▶ [Task]:
Extract every line of the material below and reproduce it faithfully.

▶ [Material for the task]:
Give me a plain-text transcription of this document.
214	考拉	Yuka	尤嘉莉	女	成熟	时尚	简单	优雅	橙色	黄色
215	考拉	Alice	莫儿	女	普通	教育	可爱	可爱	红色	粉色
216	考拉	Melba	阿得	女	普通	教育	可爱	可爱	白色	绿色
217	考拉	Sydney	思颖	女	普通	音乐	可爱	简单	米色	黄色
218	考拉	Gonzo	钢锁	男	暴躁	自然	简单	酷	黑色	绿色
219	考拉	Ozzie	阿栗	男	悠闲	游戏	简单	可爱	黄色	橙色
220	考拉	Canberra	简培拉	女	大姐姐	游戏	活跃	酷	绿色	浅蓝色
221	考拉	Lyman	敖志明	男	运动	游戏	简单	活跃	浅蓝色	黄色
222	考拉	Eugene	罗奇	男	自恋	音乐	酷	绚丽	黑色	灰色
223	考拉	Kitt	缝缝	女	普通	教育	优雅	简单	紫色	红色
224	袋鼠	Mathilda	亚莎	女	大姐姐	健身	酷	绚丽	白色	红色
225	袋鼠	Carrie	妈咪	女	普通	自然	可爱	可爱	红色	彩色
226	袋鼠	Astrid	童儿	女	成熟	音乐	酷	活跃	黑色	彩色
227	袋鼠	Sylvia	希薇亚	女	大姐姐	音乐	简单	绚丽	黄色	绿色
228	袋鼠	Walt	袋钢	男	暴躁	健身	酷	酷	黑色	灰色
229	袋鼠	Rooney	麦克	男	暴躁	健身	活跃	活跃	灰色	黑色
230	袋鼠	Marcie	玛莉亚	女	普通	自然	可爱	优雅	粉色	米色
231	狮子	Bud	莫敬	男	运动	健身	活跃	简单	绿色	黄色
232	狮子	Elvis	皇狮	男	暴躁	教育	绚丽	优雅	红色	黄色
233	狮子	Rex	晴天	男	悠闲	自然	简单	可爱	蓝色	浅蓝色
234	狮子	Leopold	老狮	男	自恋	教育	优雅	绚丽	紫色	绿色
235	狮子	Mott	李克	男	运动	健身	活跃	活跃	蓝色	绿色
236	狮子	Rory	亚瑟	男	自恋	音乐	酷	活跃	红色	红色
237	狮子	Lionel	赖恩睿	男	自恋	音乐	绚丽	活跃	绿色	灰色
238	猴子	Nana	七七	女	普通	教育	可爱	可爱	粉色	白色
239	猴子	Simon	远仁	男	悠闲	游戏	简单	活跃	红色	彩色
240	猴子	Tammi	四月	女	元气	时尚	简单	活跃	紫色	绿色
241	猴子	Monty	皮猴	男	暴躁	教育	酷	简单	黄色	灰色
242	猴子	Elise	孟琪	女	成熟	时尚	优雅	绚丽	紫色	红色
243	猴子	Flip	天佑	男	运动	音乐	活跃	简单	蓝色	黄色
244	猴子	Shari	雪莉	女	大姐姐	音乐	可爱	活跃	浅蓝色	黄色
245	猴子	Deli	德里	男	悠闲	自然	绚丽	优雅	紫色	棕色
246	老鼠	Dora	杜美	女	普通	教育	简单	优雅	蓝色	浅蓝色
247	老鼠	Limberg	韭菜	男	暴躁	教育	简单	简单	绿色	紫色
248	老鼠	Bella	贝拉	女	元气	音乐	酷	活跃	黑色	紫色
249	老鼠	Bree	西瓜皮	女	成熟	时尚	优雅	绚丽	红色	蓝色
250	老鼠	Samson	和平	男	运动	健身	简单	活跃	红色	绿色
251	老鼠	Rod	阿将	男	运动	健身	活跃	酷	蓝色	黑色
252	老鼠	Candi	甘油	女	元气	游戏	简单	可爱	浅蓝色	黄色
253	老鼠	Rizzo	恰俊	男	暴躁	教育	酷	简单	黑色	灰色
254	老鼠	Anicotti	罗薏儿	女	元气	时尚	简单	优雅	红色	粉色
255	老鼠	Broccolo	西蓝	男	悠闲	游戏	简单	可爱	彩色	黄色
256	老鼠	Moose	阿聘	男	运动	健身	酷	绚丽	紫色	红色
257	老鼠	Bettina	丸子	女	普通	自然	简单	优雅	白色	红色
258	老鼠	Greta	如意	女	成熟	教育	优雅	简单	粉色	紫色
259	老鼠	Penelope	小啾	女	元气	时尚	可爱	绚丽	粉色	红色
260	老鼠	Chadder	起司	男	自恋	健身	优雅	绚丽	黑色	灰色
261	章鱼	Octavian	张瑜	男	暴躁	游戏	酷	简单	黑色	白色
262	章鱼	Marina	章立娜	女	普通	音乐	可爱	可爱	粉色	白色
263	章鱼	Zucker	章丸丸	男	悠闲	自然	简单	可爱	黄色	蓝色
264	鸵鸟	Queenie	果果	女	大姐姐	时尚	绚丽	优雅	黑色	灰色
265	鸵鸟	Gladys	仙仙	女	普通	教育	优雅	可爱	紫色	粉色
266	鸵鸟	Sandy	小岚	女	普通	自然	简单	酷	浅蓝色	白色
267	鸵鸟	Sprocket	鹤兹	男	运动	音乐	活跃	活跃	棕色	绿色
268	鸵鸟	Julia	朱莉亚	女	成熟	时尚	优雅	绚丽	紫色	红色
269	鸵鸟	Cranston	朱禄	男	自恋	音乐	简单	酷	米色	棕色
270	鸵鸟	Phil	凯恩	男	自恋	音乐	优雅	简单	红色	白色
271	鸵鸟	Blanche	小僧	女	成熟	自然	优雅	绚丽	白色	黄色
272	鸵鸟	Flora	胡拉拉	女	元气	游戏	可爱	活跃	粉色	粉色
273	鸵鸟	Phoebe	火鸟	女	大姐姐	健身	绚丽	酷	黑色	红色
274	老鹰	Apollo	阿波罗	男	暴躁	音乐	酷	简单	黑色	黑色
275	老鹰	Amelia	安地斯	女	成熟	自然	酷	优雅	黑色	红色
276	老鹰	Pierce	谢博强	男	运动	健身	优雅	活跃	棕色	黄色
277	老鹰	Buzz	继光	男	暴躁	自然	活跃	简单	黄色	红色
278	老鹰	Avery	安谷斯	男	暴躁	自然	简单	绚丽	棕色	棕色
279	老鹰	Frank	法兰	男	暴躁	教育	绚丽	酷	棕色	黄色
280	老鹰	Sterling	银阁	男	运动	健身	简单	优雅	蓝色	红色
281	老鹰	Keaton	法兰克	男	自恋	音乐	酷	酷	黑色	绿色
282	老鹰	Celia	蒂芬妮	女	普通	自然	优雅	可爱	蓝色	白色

▶ [Exercise response]:
Give me a plain-text transcription of this document.
214	考拉	Yuka	尤嘉莉	女	成熟	时尚	简单	优雅	橙色	黄色
215	考拉	Alice	莫儿	女	普通	教育	可爱	可爱	红色	粉色
216	考拉	Melba	阿得	女	普通	教育	可爱	可爱	白色	绿色
217	考拉	Sydney	思颖	女	普通	音乐	可爱	简单	米色	黄色
218	考拉	Gonzo	钢锁	男	暴躁	自然	简单	酷	黑色	绿色
219	考拉	Ozzie	阿栗	男	悠闲	游戏	简单	可爱	黄色	橙色
220	考拉	Canberra	简培拉	女	大姐姐	游戏	活跃	酷	绿色	浅蓝色
221	考拉	Lyman	敖志明	男	运动	游戏	简单	活跃	浅蓝色	黄色
222	考拉	Eugene	罗奇	男	自恋	音乐	酷	绚丽	黑色	灰色
223	考拉	Kitt	缝缝	女	普通	教育	优雅	简单	紫色	红色
224	袋鼠	Mathilda	亚莎	女	大姐姐	健身	酷	绚丽	白色	红色
225	袋鼠	Carrie	妈咪	女	普通	自然	可爱	可爱	红色	彩色
226	袋鼠	Astrid	童儿	女	成熟	音乐	酷	活跃	黑色	彩色
227	袋鼠	Sylvia	希薇亚	女	大姐姐	音乐	简单	绚丽	黄色	绿色
228	袋鼠	Walt	袋钢	男	暴躁	健身	酷	酷	黑色	灰色
229	袋鼠	Rooney	麦克	男	暴躁	健身	活跃	活跃	灰色	黑色
230	袋鼠	Marcie	玛莉亚	女	普通	自然	可爱	优雅	粉色	米色
231	狮子	Bud	莫敬	男	运动	健身	活跃	简单	绿色	黄色
232	狮子	Elvis	皇狮	男	暴躁	教育	绚丽	优雅	红色	黄色
233	狮子	Rex	晴天	男	悠闲	自然	简单	可爱	蓝色	浅蓝色
234	狮子	Leopold	老狮	男	自恋	教育	优雅	绚丽	紫色	绿色
235	狮子	Mott	李克	男	运动	健身	活跃	活跃	蓝色	绿色
236	狮子	Rory	亚瑟	男	自恋	音乐	酷	活跃	红色	红色
237	狮子	Lionel	赖恩睿	男	自恋	音乐	绚丽	活跃	绿色	灰色
238	猴子	Nana	七七	女	普通	教育	可爱	可爱	粉色	白色
239	猴子	Simon	远仁	男	悠闲	游戏	简单	活跃	红色	彩色
240	猴子	Tammi	四月	女	元气	时尚	简单	活跃	紫色	绿色
241	猴子	Monty	皮猴	男	暴躁	教育	酷	简单	黄色	灰色
242	猴子	Elise	孟琪	女	成熟	时尚	优雅	绚丽	紫色	红色
243	猴子	Flip	天佑	男	运动	音乐	活跃	简单	蓝色	黄色
244	猴子	Shari	雪莉	女	大姐姐	音乐	可爱	活跃	浅蓝色	黄色
245	猴子	Deli	德里	男	悠闲	自然	绚丽	优雅	紫色	棕色
246	老鼠	Dora	杜美	女	普通	教育	简单	优雅	蓝色	浅蓝色
247	老鼠	Limberg	韭菜	男	暴躁	教育	简单	简单	绿色	紫色
248	老鼠	Bella	贝拉	女	元气	音乐	酷	活跃	黑色	紫色
249	老鼠	Bree	西瓜皮	女	成熟	时尚	优雅	绚丽	红色	蓝色
250	老鼠	Samson	和平	男	运动	健身	简单	活跃	红色	绿色
251	老鼠	Rod	阿将	男	运动	健身	活跃	酷	蓝色	黑色
252	老鼠	Candi	甘油	女	元气	游戏	简单	可爱	浅蓝色	黄色
253	老鼠	Rizzo	恰俊	男	暴躁	教育	酷	简单	黑色	灰色
254	老鼠	Anicotti	罗薏儿	女	元气	时尚	简单	优雅	红色	粉色
255	老鼠	Broccolo	西蓝	男	悠闲	游戏	简单	可爱	彩色	黄色
256	老鼠	Moose	阿聘	男	运动	健身	酷	绚丽	紫色	红色
257	老鼠	Bettina	丸子	女	普通	自然	简单	优雅	白色	红色
258	老鼠	Greta	如意	女	成熟	教育	优雅	简单	粉色	紫色
259	老鼠	Penelope	小啾	女	元气	时尚	可爱	绚丽	粉色	红色
260	老鼠	Chadder	起司	男	自恋	健身	优雅	绚丽	黑色	灰色
261	章鱼	Octavian	张瑜	男	暴躁	游戏	酷	简单	黑色	白色
262	章鱼	Marina	章立娜	女	普通	音乐	可爱	可爱	粉色	白色
263	章鱼	Zucker	章丸丸	男	悠闲	自然	简单	可爱	黄色	蓝色
264	鸵鸟	Queenie	果果	女	大姐姐	时尚	绚丽	优雅	黑色	灰色
265	鸵鸟	Gladys	仙仙	女	普通	教育	优雅	可爱	紫色	粉色
266	鸵鸟	Sandy	小岚	女	普通	自然	简单	酷	浅蓝色	白色
267	鸵鸟	Sprocket	鹤兹	男	运动	音乐	活跃	活跃	棕色	绿色
268	鸵鸟	Julia	朱莉亚	女	成熟	时尚	优雅	绚丽	紫色	红色
269	鸵鸟	Cranston	朱禄	男	自恋	音乐	简单	酷	米色	棕色
270	鸵鸟	Phil	凯恩	男	自恋	音乐	优雅	简单	红色	白色
271	鸵鸟	Blanche	小僧	女	成熟	自然	优雅	绚丽	白色	黄色
272	鸵鸟	Flora	胡拉拉	女	元气	游戏	可爱	活跃	粉色	粉色
273	鸵鸟	Phoebe	火鸟	女	大姐姐	健身	绚丽	酷	黑色	红色
274	老鹰	Apollo	阿波罗	男	暴躁	音乐	酷	简单	黑色	黑色
275	老鹰	Amelia	安地斯	女	成熟	自然	酷	优雅	黑色	红色
276	老鹰	Pierce	谢博强	男	运动	健身	优雅	活跃	棕色	黄色
277	老鹰	Buzz	继光	男	暴躁	自然	活跃	简单	黄色	红色
278	老鹰	Avery	安谷斯	男	暴躁	自然	简单	绚丽	棕色	棕色
279	老鹰	Frank	法兰	男	暴躁	教育	绚丽	酷	棕色	黄色
280	老鹰	Sterling	银阁	男	运动	健身	简单	优雅	蓝色	红色
281	老鹰	Keaton	法兰克	男	自恋	音乐	酷	酷	黑色	绿色
282	老鹰	Celia	蒂芬妮	女	普通	自然	优雅	可爱	蓝色	白色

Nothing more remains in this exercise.